What is needed:
Copy all lines holding the word "text" from the entries.

● ● ● ●

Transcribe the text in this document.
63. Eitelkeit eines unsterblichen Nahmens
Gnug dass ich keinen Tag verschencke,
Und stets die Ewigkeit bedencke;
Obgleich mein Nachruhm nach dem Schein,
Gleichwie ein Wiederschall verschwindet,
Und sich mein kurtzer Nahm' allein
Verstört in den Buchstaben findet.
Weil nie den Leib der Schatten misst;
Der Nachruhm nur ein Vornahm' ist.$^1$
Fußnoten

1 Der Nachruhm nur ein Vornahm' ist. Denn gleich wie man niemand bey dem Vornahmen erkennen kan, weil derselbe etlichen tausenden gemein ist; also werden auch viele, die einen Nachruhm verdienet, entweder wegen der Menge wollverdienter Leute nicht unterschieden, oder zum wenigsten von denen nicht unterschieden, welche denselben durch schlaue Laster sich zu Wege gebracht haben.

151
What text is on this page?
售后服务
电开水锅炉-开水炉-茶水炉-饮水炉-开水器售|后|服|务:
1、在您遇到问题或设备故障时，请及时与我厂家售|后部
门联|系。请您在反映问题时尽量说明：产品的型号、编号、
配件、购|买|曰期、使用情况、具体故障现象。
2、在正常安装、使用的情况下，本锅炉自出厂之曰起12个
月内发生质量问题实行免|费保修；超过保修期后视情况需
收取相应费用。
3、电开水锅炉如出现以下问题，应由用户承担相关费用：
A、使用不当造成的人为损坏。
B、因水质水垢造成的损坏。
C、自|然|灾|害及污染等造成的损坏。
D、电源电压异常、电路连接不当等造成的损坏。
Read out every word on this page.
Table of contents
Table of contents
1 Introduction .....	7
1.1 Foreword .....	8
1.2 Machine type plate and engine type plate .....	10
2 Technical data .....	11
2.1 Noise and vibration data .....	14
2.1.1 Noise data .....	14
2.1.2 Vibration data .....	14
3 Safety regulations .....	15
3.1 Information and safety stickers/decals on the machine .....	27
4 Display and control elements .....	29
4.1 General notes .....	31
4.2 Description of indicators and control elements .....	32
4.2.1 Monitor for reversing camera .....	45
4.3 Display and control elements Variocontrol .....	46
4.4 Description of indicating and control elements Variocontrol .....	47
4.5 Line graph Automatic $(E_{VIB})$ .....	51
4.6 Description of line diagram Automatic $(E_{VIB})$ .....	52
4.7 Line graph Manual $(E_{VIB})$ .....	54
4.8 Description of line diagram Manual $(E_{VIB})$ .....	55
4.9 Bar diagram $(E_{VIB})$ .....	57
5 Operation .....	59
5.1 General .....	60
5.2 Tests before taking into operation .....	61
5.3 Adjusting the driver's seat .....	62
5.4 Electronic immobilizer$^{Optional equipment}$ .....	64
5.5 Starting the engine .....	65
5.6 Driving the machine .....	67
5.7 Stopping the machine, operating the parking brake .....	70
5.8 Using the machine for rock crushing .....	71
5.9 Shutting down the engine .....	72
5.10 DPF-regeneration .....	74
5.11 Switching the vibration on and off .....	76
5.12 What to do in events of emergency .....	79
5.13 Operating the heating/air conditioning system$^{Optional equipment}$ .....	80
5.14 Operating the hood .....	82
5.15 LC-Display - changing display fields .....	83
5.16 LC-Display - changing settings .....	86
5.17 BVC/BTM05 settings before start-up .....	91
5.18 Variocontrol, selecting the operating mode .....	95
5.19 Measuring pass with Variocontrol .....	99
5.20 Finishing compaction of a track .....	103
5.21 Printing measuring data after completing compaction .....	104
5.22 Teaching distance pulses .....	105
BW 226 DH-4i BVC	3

● ● ● ●

Solution below:
Transcribe the text in this document.
What text is on this page?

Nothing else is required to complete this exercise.